(Records about charts and figures)
— Begin —
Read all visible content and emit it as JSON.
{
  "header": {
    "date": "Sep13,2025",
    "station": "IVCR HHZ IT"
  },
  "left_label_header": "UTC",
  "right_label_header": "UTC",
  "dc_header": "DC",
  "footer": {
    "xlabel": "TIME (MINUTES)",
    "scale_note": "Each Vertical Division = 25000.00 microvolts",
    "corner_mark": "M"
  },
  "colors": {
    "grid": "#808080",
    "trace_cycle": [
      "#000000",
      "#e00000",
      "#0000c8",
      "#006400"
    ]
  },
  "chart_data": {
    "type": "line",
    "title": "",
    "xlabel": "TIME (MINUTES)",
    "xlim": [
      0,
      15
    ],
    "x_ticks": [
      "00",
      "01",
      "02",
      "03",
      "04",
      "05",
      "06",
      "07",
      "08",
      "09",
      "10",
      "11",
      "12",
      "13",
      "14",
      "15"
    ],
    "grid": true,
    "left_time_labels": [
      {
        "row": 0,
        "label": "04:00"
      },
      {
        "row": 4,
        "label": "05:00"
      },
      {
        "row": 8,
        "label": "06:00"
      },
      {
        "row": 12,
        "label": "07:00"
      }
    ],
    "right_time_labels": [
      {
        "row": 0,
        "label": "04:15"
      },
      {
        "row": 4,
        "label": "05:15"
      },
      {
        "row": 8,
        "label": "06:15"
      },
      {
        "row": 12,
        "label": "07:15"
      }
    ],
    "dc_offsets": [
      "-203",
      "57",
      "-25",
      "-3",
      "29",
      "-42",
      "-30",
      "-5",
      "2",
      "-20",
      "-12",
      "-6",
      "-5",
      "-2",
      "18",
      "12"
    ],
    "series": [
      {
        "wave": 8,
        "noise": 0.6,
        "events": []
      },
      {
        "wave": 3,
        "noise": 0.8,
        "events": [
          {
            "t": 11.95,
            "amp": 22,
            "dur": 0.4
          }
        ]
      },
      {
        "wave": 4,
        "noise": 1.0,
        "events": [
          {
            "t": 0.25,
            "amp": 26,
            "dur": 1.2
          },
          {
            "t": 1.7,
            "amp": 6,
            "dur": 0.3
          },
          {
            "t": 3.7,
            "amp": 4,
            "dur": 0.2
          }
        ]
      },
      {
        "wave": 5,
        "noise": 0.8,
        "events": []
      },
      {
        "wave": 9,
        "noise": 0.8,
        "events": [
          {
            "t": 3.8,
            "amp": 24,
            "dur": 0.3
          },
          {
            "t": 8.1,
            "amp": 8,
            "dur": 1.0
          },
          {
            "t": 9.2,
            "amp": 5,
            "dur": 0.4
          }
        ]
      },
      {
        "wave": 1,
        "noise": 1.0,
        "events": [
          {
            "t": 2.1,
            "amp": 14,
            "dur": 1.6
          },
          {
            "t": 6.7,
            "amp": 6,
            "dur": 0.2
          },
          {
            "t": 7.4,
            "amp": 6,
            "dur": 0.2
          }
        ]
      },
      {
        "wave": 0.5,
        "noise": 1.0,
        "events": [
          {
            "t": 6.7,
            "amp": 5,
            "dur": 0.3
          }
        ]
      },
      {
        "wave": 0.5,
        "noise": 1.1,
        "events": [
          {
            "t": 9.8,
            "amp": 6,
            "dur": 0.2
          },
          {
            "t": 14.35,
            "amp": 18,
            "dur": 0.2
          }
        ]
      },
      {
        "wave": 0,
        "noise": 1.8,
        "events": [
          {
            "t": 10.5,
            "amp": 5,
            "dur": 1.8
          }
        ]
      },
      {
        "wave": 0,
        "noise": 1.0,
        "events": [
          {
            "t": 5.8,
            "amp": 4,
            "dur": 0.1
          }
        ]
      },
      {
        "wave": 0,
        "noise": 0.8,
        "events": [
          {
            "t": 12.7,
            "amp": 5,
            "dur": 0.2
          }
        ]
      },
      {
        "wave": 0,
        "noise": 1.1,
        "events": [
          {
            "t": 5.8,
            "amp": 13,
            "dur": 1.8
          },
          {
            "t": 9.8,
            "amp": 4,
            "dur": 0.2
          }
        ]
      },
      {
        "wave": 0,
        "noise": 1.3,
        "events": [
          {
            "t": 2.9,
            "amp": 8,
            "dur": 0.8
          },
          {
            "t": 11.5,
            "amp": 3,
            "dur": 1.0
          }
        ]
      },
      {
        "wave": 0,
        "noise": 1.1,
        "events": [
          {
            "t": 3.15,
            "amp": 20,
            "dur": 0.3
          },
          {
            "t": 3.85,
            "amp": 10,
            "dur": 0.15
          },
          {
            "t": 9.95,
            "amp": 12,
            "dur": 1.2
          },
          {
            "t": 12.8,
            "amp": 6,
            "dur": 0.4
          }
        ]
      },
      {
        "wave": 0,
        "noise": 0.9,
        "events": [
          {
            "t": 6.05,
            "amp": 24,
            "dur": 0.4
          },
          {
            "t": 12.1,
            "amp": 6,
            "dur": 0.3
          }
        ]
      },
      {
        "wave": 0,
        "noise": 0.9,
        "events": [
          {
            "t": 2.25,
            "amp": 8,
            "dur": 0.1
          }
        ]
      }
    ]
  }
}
— End —
Repeat all of the entries exactly.

RIGHT ANSWER:
Read all visible content and emit it as JSON.
{
  "header": {
    "date": "Sep13,2025",
    "station": "IVCR HHZ IT"
  },
  "left_label_header": "UTC",
  "right_label_header": "UTC",
  "dc_header": "DC",
  "footer": {
    "xlabel": "TIME (MINUTES)",
    "scale_note": "Each Vertical Division = 25000.00 microvolts",
    "corner_mark": "M"
  },
  "colors": {
    "grid": "#808080",
    "trace_cycle": [
      "#000000",
      "#e00000",
      "#0000c8",
      "#006400"
    ]
  },
  "chart_data": {
    "type": "line",
    "title": "",
    "xlabel": "TIME (MINUTES)",
    "xlim": [
      0,
      15
    ],
    "x_ticks": [
      "00",
      "01",
      "02",
      "03",
      "04",
      "05",
      "06",
      "07",
      "08",
      "09",
      "10",
      "11",
      "12",
      "13",
      "14",
      "15"
    ],
    "grid": true,
    "left_time_labels": [
      {
        "row": 0,
        "label": "04:00"
      },
      {
        "row": 4,
        "label": "05:00"
      },
      {
        "row": 8,
        "label": "06:00"
      },
      {
        "row": 12,
        "label": "07:00"
      }
    ],
    "right_time_labels": [
      {
        "row": 0,
        "label": "04:15"
      },
      {
        "row": 4,
        "label": "05:15"
      },
      {
        "row": 8,
        "label": "06:15"
      },
      {
        "row": 12,
        "label": "07:15"
      }
    ],
    "dc_offsets": [
      "-203",
      "57",
      "-25",
      "-3",
      "29",
      "-42",
      "-30",
      "-5",
      "2",
      "-20",
      "-12",
      "-6",
      "-5",
      "-2",
      "18",
      "12"
    ],
    "series": [
      {
        "wave": 8,
        "noise": 0.6,
        "events": []
      },
      {
        "wave": 3,
        "noise": 0.8,
        "events": [
          {
            "t": 11.95,
            "amp": 22,
            "dur": 0.4
          }
        ]
      },
      {
        "wave": 4,
        "noise": 1.0,
        "events": [
          {
            "t": 0.25,
            "amp": 26,
            "dur": 1.2
          },
          {
            "t": 1.7,
            "amp": 6,
            "dur": 0.3
          },
          {
            "t": 3.7,
            "amp": 4,
            "dur": 0.2
          }
        ]
      },
      {
        "wave": 5,
        "noise": 0.8,
        "events": []
      },
      {
        "wave": 9,
        "noise": 0.8,
        "events": [
          {
            "t": 3.8,
            "amp": 24,
            "dur": 0.3
          },
          {
            "t": 8.1,
            "amp": 8,
            "dur": 1.0
          },
          {
            "t": 9.2,
            "amp": 5,
            "dur": 0.4
          }
        ]
      },
      {
        "wave": 1,
        "noise": 1.0,
        "events": [
          {
            "t": 2.1,
            "amp": 14,
            "dur": 1.6
          },
          {
            "t": 6.7,
            "amp": 6,
            "dur": 0.2
          },
          {
            "t": 7.4,
            "amp": 6,
            "dur": 0.2
          }
        ]
      },
      {
        "wave": 0.5,
        "noise": 1.0,
        "events": [
          {
            "t": 6.7,
            "amp": 5,
            "dur": 0.3
          }
        ]
      },
      {
        "wave": 0.5,
        "noise": 1.1,
        "events": [
          {
            "t": 9.8,
            "amp": 6,
            "dur": 0.2
          },
          {
            "t": 14.35,
            "amp": 18,
            "dur": 0.2
          }
        ]
      },
      {
        "wave": 0,
        "noise": 1.8,
        "events": [
          {
            "t": 10.5,
            "amp": 5,
            "dur": 1.8
          }
        ]
      },
      {
        "wave": 0,
        "noise": 1.0,
        "events": [
          {
            "t": 5.8,
            "amp": 4,
            "dur": 0.1
          }
        ]
      },
      {
        "wave": 0,
        "noise": 0.8,
        "events": [
          {
            "t": 12.7,
            "amp": 5,
            "dur": 0.2
          }
        ]
      },
      {
        "wave": 0,
        "noise": 1.1,
        "events": [
          {
            "t": 5.8,
            "amp": 13,
            "dur": 1.8
          },
          {
            "t": 9.8,
            "amp": 4,
            "dur": 0.2
          }
        ]
      },
      {
        "wave": 0,
        "noise": 1.3,
        "events": [
          {
            "t": 2.9,
            "amp": 8,
            "dur": 0.8
          },
          {
            "t": 11.5,
            "amp": 3,
            "dur": 1.0
          }
        ]
      },
      {
        "wave": 0,
        "noise": 1.1,
        "events": [
          {
            "t": 3.15,
            "amp": 20,
            "dur": 0.3
          },
          {
            "t": 3.85,
            "amp": 10,
            "dur": 0.15
          },
          {
            "t": 9.95,
            "amp": 12,
            "dur": 1.2
          },
          {
            "t": 12.8,
            "amp": 6,
            "dur": 0.4
          }
        ]
      },
      {
        "wave": 0,
        "noise": 0.9,
        "events": [
          {
            "t": 6.05,
            "amp": 24,
            "dur": 0.4
          },
          {
            "t": 12.1,
            "amp": 6,
            "dur": 0.3
          }
        ]
      },
      {
        "wave": 0,
        "noise": 0.9,
        "events": [
          {
            "t": 2.25,
            "amp": 8,
            "dur": 0.1
          }
        ]
      }
    ]
  }
}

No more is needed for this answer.